Task objective: Convert every line of the records into a JSON list of strings, one string per line, skipping blank lines.

Material shown:
# # # #
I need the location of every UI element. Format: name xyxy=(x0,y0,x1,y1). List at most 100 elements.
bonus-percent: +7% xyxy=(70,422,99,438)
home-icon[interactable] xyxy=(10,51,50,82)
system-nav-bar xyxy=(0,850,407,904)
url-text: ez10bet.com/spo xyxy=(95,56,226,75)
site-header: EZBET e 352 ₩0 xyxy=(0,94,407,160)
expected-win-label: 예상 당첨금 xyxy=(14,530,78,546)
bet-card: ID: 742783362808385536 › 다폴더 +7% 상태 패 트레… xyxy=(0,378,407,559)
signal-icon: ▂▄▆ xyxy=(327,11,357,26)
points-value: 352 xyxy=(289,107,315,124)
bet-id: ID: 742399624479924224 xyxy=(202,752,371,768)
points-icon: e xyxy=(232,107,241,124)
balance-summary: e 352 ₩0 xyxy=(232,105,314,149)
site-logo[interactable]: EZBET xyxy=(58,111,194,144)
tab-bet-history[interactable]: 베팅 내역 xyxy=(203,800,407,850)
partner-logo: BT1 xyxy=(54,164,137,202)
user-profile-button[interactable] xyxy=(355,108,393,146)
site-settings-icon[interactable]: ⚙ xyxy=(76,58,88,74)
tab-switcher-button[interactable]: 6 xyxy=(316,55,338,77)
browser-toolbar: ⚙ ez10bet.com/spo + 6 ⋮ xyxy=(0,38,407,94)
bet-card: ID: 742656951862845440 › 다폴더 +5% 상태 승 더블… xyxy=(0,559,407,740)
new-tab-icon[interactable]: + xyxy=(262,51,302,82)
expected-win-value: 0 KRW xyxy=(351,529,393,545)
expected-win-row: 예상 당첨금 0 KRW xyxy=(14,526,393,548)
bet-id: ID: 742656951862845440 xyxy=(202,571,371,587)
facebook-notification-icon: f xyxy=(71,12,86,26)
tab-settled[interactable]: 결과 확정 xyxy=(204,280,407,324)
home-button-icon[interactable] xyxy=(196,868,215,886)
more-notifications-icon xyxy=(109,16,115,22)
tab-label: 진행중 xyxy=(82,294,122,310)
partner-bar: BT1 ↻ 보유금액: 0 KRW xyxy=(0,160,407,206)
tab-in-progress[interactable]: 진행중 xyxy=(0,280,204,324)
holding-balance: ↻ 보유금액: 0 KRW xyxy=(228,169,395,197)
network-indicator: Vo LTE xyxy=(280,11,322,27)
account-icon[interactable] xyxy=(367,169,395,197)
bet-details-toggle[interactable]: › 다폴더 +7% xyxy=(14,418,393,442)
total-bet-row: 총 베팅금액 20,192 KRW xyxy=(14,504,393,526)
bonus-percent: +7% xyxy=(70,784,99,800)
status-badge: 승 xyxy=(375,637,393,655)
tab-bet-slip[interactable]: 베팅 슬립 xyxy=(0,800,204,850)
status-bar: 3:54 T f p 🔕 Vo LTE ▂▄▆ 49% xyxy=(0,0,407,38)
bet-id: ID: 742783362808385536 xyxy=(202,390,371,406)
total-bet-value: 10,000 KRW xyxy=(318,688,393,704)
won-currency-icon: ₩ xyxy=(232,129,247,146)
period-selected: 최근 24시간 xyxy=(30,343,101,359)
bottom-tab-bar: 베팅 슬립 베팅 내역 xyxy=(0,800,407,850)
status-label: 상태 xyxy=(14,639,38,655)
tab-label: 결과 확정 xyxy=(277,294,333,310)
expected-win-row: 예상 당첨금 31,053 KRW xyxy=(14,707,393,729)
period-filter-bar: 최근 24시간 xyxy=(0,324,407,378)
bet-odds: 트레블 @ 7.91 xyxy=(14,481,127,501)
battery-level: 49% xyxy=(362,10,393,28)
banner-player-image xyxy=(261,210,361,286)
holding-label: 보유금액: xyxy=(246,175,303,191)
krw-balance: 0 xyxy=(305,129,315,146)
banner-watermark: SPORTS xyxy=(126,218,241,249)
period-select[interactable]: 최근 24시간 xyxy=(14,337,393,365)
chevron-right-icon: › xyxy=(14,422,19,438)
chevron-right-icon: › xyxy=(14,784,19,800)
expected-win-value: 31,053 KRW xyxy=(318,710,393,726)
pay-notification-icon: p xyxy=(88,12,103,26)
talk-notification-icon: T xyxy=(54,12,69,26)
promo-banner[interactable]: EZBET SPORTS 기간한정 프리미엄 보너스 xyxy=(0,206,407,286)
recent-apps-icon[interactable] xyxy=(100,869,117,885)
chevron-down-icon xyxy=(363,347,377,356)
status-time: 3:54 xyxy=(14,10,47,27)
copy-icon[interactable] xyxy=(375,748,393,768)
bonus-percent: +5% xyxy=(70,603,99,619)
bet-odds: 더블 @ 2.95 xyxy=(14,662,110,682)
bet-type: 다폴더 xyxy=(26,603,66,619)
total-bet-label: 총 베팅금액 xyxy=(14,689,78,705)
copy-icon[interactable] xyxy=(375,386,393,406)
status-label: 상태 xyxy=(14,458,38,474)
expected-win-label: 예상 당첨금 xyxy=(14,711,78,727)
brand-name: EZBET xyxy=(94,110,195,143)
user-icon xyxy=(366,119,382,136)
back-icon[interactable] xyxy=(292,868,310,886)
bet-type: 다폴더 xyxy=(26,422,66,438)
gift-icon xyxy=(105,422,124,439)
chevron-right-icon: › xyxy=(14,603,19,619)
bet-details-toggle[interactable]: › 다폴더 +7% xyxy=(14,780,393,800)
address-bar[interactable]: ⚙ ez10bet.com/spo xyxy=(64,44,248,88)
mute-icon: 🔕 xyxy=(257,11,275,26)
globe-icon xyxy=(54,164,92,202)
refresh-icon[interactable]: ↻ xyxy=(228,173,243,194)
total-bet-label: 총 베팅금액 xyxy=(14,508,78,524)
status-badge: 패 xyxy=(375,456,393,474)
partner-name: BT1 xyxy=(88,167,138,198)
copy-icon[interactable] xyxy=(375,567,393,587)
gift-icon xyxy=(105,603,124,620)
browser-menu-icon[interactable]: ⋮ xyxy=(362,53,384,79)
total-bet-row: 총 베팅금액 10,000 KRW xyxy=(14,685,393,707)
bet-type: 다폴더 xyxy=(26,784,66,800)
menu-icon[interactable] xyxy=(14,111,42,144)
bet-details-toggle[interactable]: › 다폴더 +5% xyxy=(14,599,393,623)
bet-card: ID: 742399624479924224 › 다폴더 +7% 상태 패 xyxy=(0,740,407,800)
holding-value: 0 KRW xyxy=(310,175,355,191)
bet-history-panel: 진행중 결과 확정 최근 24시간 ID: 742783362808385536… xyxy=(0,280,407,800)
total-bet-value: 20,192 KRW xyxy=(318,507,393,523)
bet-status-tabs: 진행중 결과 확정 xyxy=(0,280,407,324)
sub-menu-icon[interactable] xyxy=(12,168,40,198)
# # # #
Completed task:
[
  "I need the location of every UI element. Format: name xyxy=(x0,y0,x1,y1). List at most 100 elements.",
  "bonus-percent: +7% xyxy=(70,422,99,438)",
  "home-icon[interactable] xyxy=(10,51,50,82)",
  "system-nav-bar xyxy=(0,850,407,904)",
  "url-text: ez10bet.com/spo xyxy=(95,56,226,75)",
  "site-header: EZBET e 352 ₩0 xyxy=(0,94,407,160)",
  "expected-win-label: 예상 당첨금 xyxy=(14,530,78,546)",
  "bet-card: ID: 742783362808385536 › 다폴더 +7% 상태 패 트레… xyxy=(0,378,407,559)",
  "signal-icon: ▂▄▆ xyxy=(327,11,357,26)",
  "points-value: 352 xyxy=(289,107,315,124)",
  "bet-id: ID: 742399624479924224 xyxy=(202,752,371,768)",
  "points-icon: e xyxy=(232,107,241,124)",
  "balance-summary: e 352 ₩0 xyxy=(232,105,314,149)",
  "site-logo[interactable]: EZBET xyxy=(58,111,194,144)",
  "tab-bet-history[interactable]: 베팅 내역 xyxy=(203,800,407,850)",
  "partner-logo: BT1 xyxy=(54,164,137,202)",
  "user-profile-button[interactable] xyxy=(355,108,393,146)",
  "site-settings-icon[interactable]: ⚙ xyxy=(76,58,88,74)",
  "tab-switcher-button[interactable]: 6 xyxy=(316,55,338,77)",
  "browser-toolbar: ⚙ ez10bet.com/spo + 6 ⋮ xyxy=(0,38,407,94)",
  "bet-card: ID: 742656951862845440 › 다폴더 +5% 상태 승 더블… xyxy=(0,559,407,740)",
  "new-tab-icon[interactable]: + xyxy=(262,51,302,82)",
  "expected-win-value: 0 KRW xyxy=(351,529,393,545)",
  "expected-win-row: 예상 당첨금 0 KRW xyxy=(14,526,393,548)",
  "bet-id: ID: 742656951862845440 xyxy=(202,571,371,587)",
  "facebook-notification-icon: f xyxy=(71,12,86,26)",
  "tab-settled[interactable]: 결과 확정 xyxy=(204,280,407,324)",
  "home-button-icon[interactable] xyxy=(196,868,215,886)",
  "more-notifications-icon xyxy=(109,16,115,22)",
  "tab-label: 진행중 xyxy=(82,294,122,310)",
  "partner-bar: BT1 ↻ 보유금액: 0 KRW xyxy=(0,160,407,206)",
  "tab-in-progress[interactable]: 진행중 xyxy=(0,280,204,324)",
  "holding-balance: ↻ 보유금액: 0 KRW xyxy=(228,169,395,197)",
  "network-indicator: Vo LTE xyxy=(280,11,322,27)",
  "account-icon[interactable] xyxy=(367,169,395,197)",
  "bet-details-toggle[interactable]: › 다폴더 +7% xyxy=(14,418,393,442)",
  "total-bet-row: 총 베팅금액 20,192 KRW xyxy=(14,504,393,526)",
  "bonus-percent: +7% xyxy=(70,784,99,800)",
  "status-badge: 승 xyxy=(375,637,393,655)",
  "tab-bet-slip[interactable]: 베팅 슬립 xyxy=(0,800,204,850)",
  "status-bar: 3:54 T f p 🔕 Vo LTE ▂▄▆ 49% xyxy=(0,0,407,38)",
  "bet-id: ID: 742783362808385536 xyxy=(202,390,371,406)",
  "total-bet-value: 10,000 KRW xyxy=(318,688,393,704)",
  "won-currency-icon: ₩ xyxy=(232,129,247,146)",
  "period-selected: 최근 24시간 xyxy=(30,343,101,359)",
  "bottom-tab-bar: 베팅 슬립 베팅 내역 xyxy=(0,800,407,850)",
  "status-label: 상태 xyxy=(14,639,38,655)",
  "tab-label: 결과 확정 xyxy=(277,294,333,310)",
  "expected-win-row: 예상 당첨금 31,053 KRW xyxy=(14,707,393,729)",
  "period-filter-bar: 최근 24시간 xyxy=(0,324,407,378)",
  "bet-odds: 트레블 @ 7.91 xyxy=(14,481,127,501)",
  "battery-level: 49% xyxy=(362,10,393,28)",
  "banner-player-image xyxy=(261,210,361,286)",
  "holding-label: 보유금액: xyxy=(246,175,303,191)",
  "krw-balance: 0 xyxy=(305,129,315,146)",
  "banner-watermark: SPORTS xyxy=(126,218,241,249)",
  "period-select[interactable]: 최근 24시간 xyxy=(14,337,393,365)",
  "chevron-right-icon: › xyxy=(14,422,19,438)",
  "chevron-right-icon: › xyxy=(14,784,19,800)",
  "expected-win-value: 31,053 KRW xyxy=(318,710,393,726)",
  "pay-notification-icon: p xyxy=(88,12,103,26)",
  "talk-notification-icon: T xyxy=(54,12,69,26)",
  "promo-banner[interactable]: EZBET SPORTS 기간한정 프리미엄 보너스 xyxy=(0,206,407,286)",
  "recent-apps-icon[interactable] xyxy=(100,869,117,885)",
  "chevron-down-icon xyxy=(363,347,377,356)",
  "status-time: 3:54 xyxy=(14,10,47,27)",
  "copy-icon[interactable] xyxy=(375,748,393,768)",
  "bonus-percent: +5% xyxy=(70,603,99,619)",
  "bet-odds: 더블 @ 2.95 xyxy=(14,662,110,682)",
  "bet-type: 다폴더 xyxy=(26,603,66,619)",
  "total-bet-label: 총 베팅금액 xyxy=(14,689,78,705)",
  "copy-icon[interactable] xyxy=(375,386,393,406)",
  "status-label: 상태 xyxy=(14,458,38,474)",
  "expected-win-label: 예상 당첨금 xyxy=(14,711,78,727)",
  "brand-name: EZBET xyxy=(94,110,195,143)",
  "user-icon xyxy=(366,119,382,136)",
  "back-icon[interactable] xyxy=(292,868,310,886)",
  "bet-type: 다폴더 xyxy=(26,422,66,438)",
  "gift-icon xyxy=(105,422,124,439)",
  "chevron-right-icon: › xyxy=(14,603,19,619)",
  "bet-details-toggle[interactable]: › 다폴더 +7% xyxy=(14,780,393,800)",
  "address-bar[interactable]: ⚙ ez10bet.com/spo xyxy=(64,44,248,88)",
  "mute-icon: 🔕 xyxy=(257,11,275,26)",
  "globe-icon xyxy=(54,164,92,202)",
  "refresh-icon[interactable]: ↻ xyxy=(228,173,243,194)",
  "total-bet-label: 총 베팅금액 xyxy=(14,508,78,524)",
  "status-badge: 패 xyxy=(375,456,393,474)",
  "partner-name: BT1 xyxy=(88,167,138,198)",
  "copy-icon[interactable] xyxy=(375,567,393,587)",
  "gift-icon xyxy=(105,603,124,620)",
  "browser-menu-icon[interactable]: ⋮ xyxy=(362,53,384,79)",
  "total-bet-row: 총 베팅금액 10,000 KRW xyxy=(14,685,393,707)",
  "bet-type: 다폴더 xyxy=(26,784,66,800)",
  "menu-icon[interactable] xyxy=(14,111,42,144)",
  "bet-details-toggle[interactable]: › 다폴더 +5% xyxy=(14,599,393,623)",
  "bet-card: ID: 742399624479924224 › 다폴더 +7% 상태 패 xyxy=(0,740,407,800)",
  "holding-value: 0 KRW xyxy=(310,175,355,191)",
  "bet-history-panel: 진행중 결과 확정 최근 24시간 ID: 742783362808385536… xyxy=(0,280,407,800)",
  "total-bet-value: 20,192 KRW xyxy=(318,507,393,523)",
  "bet-status-tabs: 진행중 결과 확정 xyxy=(0,280,407,324)",
  "sub-menu-icon[interactable] xyxy=(12,168,40,198)"
]